### What the task requires
Below are some records: retype them all exactly, but not the pictures.

### The input

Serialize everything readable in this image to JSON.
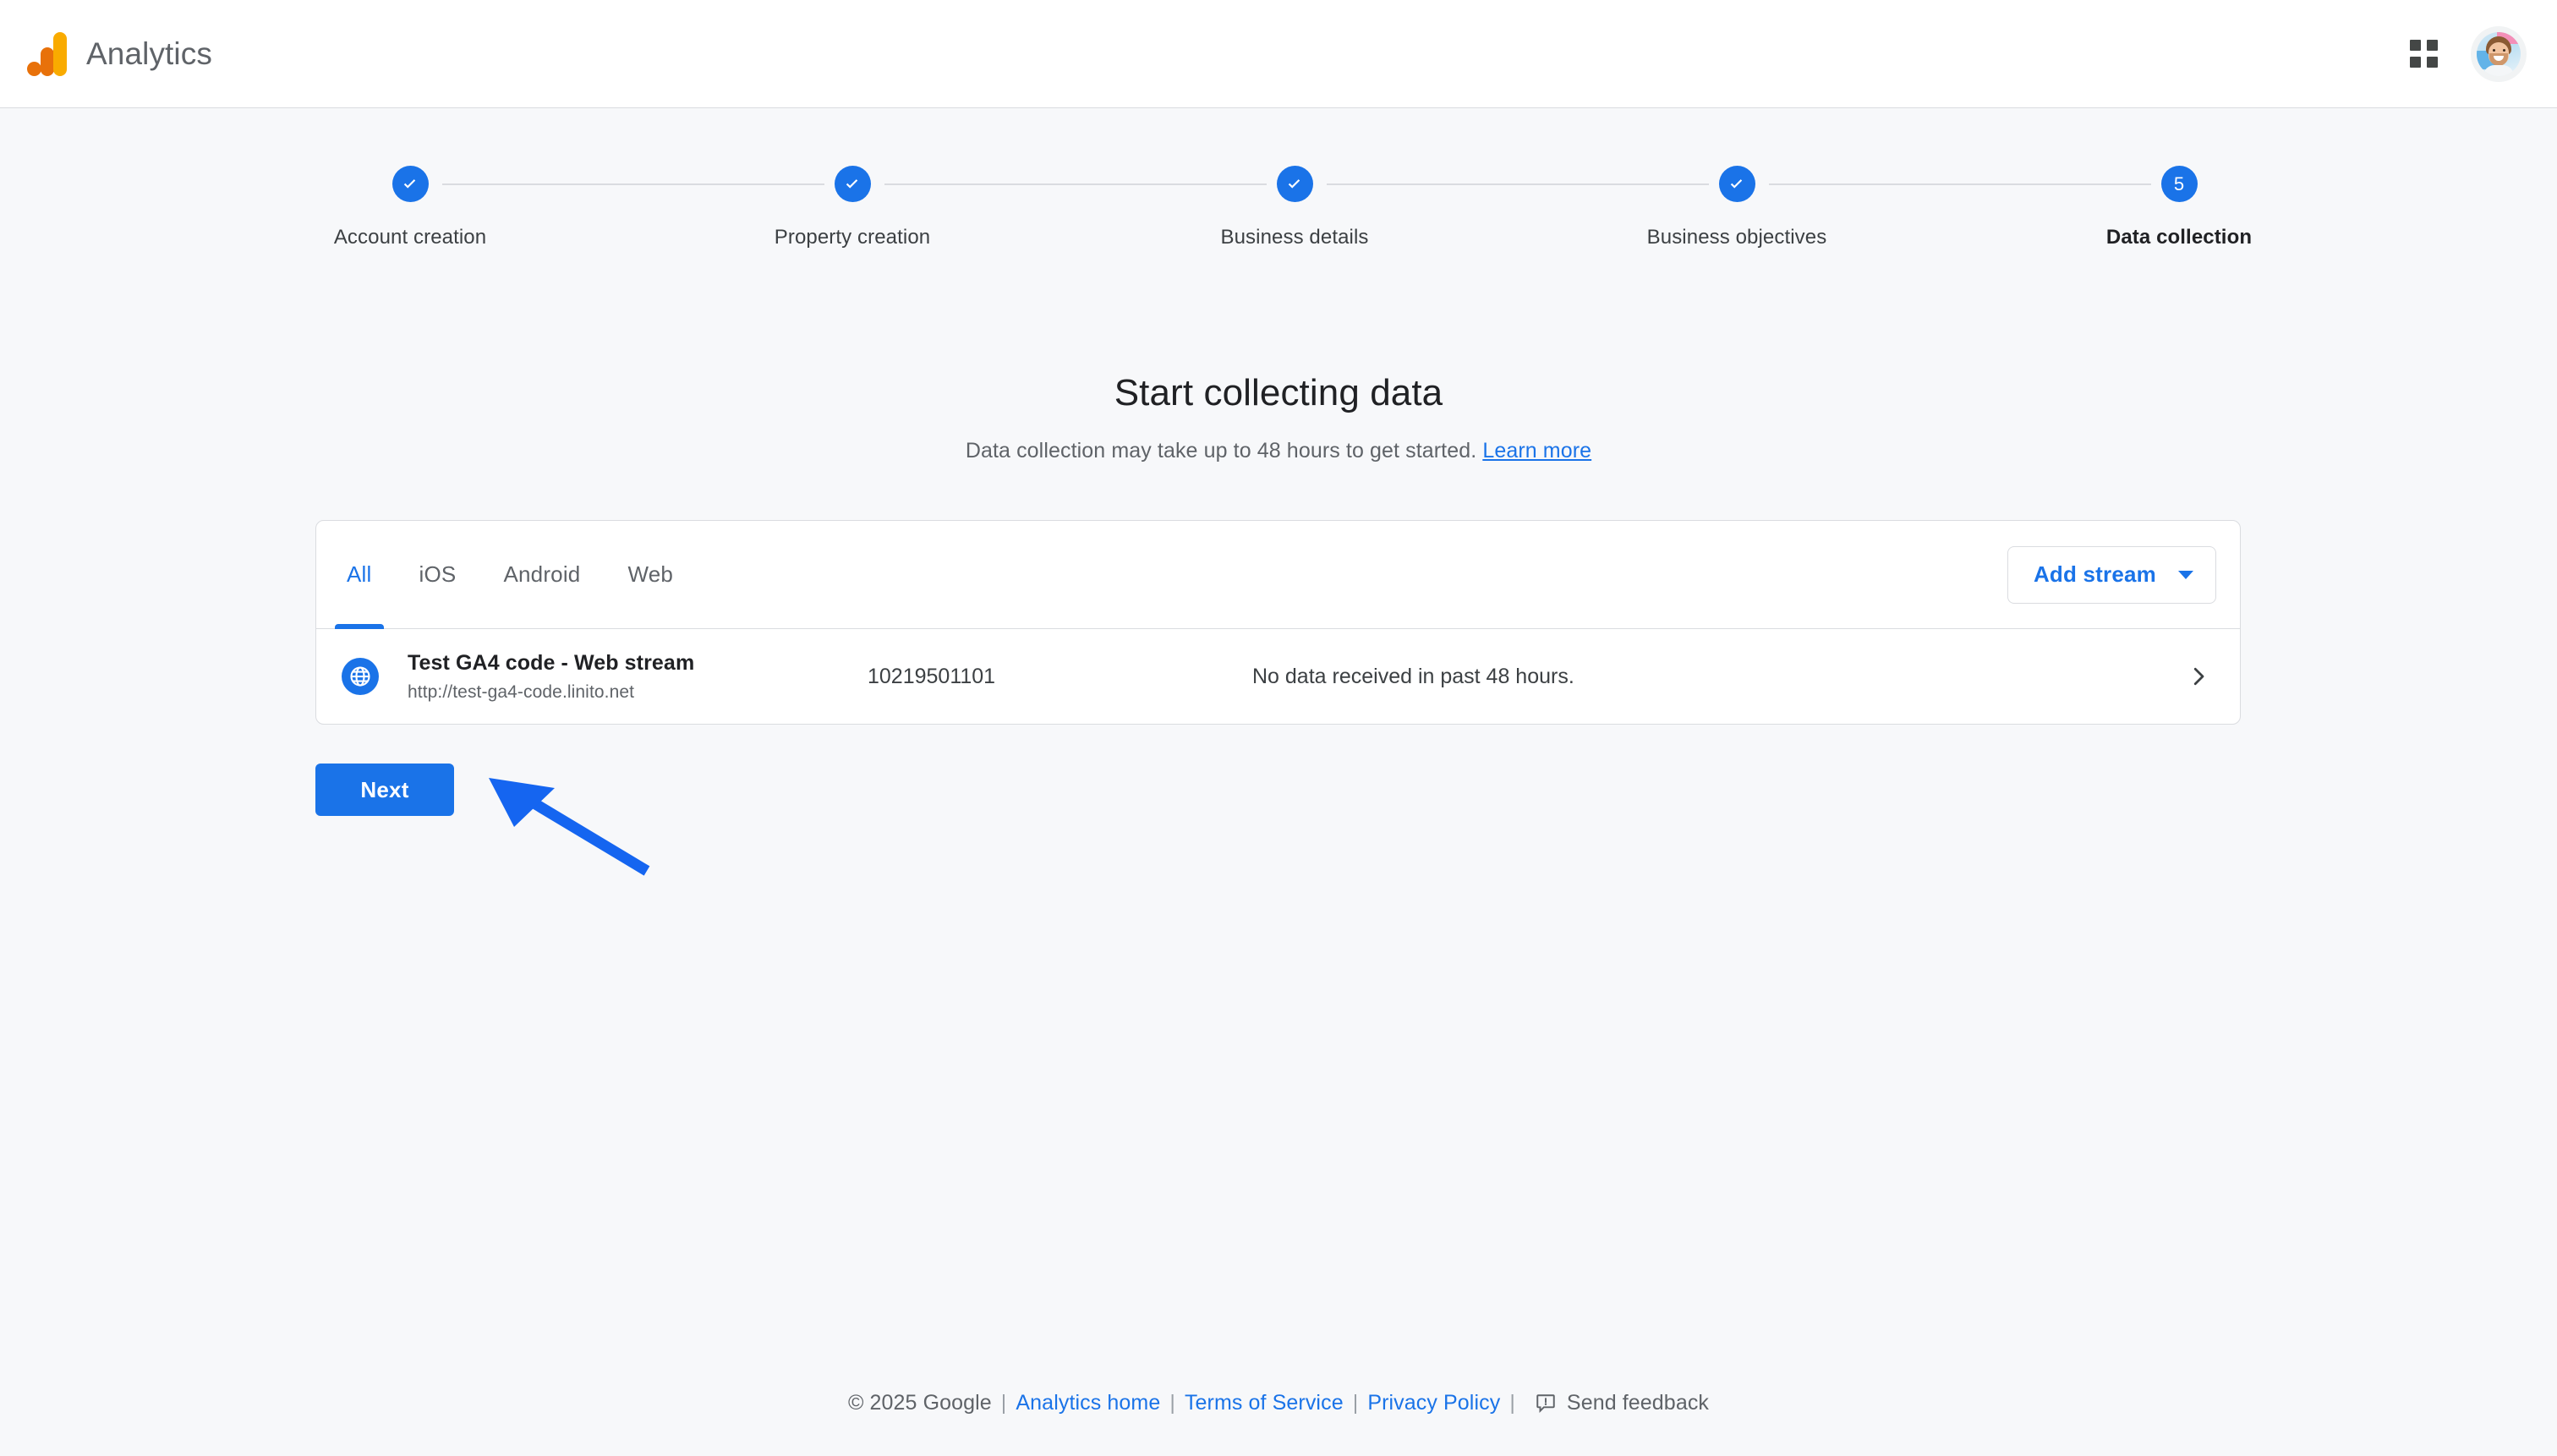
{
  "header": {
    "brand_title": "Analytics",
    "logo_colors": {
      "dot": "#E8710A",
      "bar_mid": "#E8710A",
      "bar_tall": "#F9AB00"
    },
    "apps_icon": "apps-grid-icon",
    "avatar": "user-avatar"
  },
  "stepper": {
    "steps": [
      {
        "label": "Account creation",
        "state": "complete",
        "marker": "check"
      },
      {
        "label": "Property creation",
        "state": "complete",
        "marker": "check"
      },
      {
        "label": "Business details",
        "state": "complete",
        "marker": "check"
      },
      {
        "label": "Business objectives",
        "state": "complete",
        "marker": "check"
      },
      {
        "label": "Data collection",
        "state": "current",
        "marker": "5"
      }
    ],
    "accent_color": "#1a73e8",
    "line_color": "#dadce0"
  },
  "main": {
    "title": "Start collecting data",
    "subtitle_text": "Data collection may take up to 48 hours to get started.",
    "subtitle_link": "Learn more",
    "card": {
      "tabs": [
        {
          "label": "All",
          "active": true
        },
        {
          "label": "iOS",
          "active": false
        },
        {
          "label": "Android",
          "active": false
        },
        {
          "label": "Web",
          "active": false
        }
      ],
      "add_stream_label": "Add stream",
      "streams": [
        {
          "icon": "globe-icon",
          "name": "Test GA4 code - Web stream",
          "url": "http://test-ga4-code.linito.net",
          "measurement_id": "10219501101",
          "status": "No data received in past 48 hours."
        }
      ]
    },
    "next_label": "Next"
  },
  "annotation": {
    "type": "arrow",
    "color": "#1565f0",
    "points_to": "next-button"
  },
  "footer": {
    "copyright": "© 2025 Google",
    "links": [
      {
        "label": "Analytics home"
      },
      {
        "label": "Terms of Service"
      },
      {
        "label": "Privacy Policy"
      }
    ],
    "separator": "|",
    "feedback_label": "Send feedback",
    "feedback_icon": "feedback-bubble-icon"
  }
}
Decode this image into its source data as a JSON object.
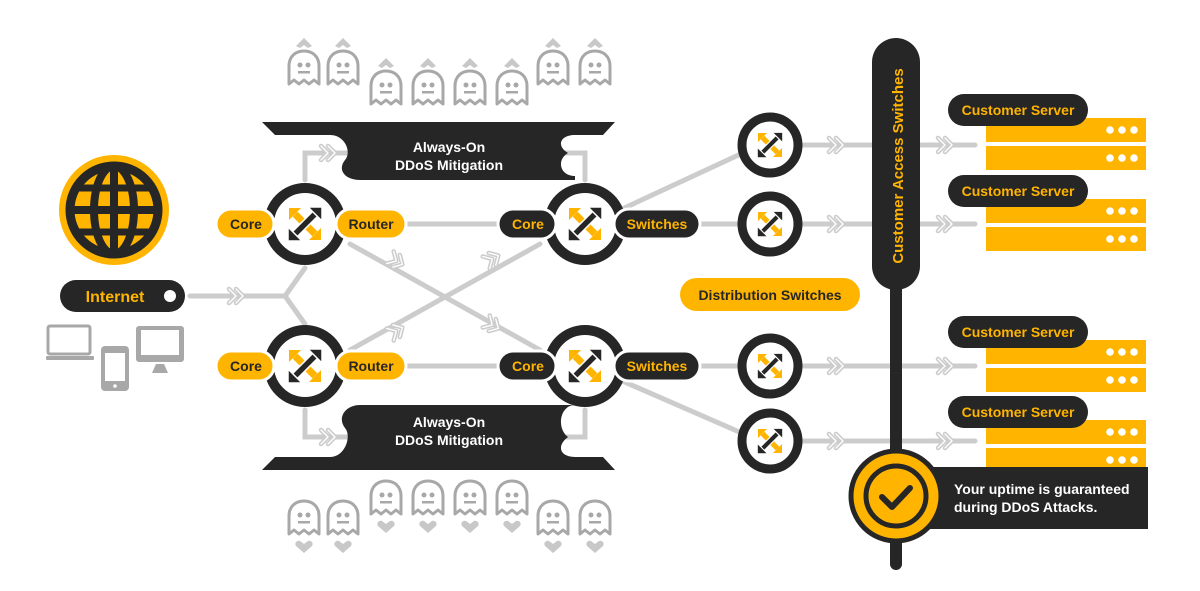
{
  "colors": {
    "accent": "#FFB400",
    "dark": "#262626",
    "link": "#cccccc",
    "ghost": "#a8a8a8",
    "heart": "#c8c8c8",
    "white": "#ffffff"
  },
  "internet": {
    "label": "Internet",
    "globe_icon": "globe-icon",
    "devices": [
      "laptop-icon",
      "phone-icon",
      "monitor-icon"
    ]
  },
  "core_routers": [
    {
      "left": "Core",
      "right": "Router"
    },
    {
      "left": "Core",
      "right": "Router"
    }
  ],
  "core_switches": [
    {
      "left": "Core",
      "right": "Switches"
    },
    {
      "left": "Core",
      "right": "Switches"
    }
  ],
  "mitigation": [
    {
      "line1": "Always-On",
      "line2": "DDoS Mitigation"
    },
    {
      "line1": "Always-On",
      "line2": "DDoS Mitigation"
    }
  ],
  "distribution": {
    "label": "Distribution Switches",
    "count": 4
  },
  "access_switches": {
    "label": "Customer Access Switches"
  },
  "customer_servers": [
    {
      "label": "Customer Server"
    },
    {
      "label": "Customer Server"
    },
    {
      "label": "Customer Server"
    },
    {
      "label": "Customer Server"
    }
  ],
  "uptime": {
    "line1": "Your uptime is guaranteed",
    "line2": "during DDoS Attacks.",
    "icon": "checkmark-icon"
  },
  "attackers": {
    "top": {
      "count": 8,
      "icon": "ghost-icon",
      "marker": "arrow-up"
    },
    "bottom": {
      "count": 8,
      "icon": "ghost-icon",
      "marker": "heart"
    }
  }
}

### Task output
Serialize everything readable in this image to JSON.
{
  "header": {
    "brand_title": "Analytics",
    "logo_colors": {
      "dot": "#E8710A",
      "bar_mid": "#E8710A",
      "bar_tall": "#F9AB00"
    },
    "apps_icon": "apps-grid-icon",
    "avatar": "user-avatar"
  },
  "stepper": {
    "steps": [
      {
        "label": "Account creation",
        "state": "complete",
        "marker": "check"
      },
      {
        "label": "Property creation",
        "state": "complete",
        "marker": "check"
      },
      {
        "label": "Business details",
        "state": "complete",
        "marker": "check"
      },
      {
        "label": "Business objectives",
        "state": "complete",
        "marker": "check"
      },
      {
        "label": "Data collection",
        "state": "current",
        "marker": "5"
      }
    ],
    "accent_color": "#1a73e8",
    "line_color": "#dadce0"
  },
  "main": {
    "title": "Start collecting data",
    "subtitle_text": "Data collection may take up to 48 hours to get started.",
    "subtitle_link": "Learn more",
    "card": {
      "tabs": [
        {
          "label": "All",
          "active": true
        },
        {
          "label": "iOS",
          "active": false
        },
        {
          "label": "Android",
          "active": false
        },
        {
          "label": "Web",
          "active": false
        }
      ],
      "add_stream_label": "Add stream",
      "streams": [
        {
          "icon": "globe-icon",
          "name": "Test GA4 code - Web stream",
          "url": "http://test-ga4-code.linito.net",
          "measurement_id": "10219501101",
          "status": "No data received in past 48 hours."
        }
      ]
    },
    "next_label": "Next"
  },
  "annotation": {
    "type": "arrow",
    "color": "#1565f0",
    "points_to": "next-button"
  },
  "footer": {
    "copyright": "© 2025 Google",
    "links": [
      {
        "label": "Analytics home"
      },
      {
        "label": "Terms of Service"
      },
      {
        "label": "Privacy Policy"
      }
    ],
    "separator": "|",
    "feedback_label": "Send feedback",
    "feedback_icon": "feedback-bubble-icon"
  }
}
Decode this image into its source data as a JSON object.
{
  "colors": {
    "accent": "#FFB400",
    "dark": "#262626",
    "link": "#cccccc",
    "ghost": "#a8a8a8",
    "heart": "#c8c8c8",
    "white": "#ffffff"
  },
  "internet": {
    "label": "Internet",
    "globe_icon": "globe-icon",
    "devices": [
      "laptop-icon",
      "phone-icon",
      "monitor-icon"
    ]
  },
  "core_routers": [
    {
      "left": "Core",
      "right": "Router"
    },
    {
      "left": "Core",
      "right": "Router"
    }
  ],
  "core_switches": [
    {
      "left": "Core",
      "right": "Switches"
    },
    {
      "left": "Core",
      "right": "Switches"
    }
  ],
  "mitigation": [
    {
      "line1": "Always-On",
      "line2": "DDoS Mitigation"
    },
    {
      "line1": "Always-On",
      "line2": "DDoS Mitigation"
    }
  ],
  "distribution": {
    "label": "Distribution Switches",
    "count": 4
  },
  "access_switches": {
    "label": "Customer Access Switches"
  },
  "customer_servers": [
    {
      "label": "Customer Server"
    },
    {
      "label": "Customer Server"
    },
    {
      "label": "Customer Server"
    },
    {
      "label": "Customer Server"
    }
  ],
  "uptime": {
    "line1": "Your uptime is guaranteed",
    "line2": "during DDoS Attacks.",
    "icon": "checkmark-icon"
  },
  "attackers": {
    "top": {
      "count": 8,
      "icon": "ghost-icon",
      "marker": "arrow-up"
    },
    "bottom": {
      "count": 8,
      "icon": "ghost-icon",
      "marker": "heart"
    }
  }
}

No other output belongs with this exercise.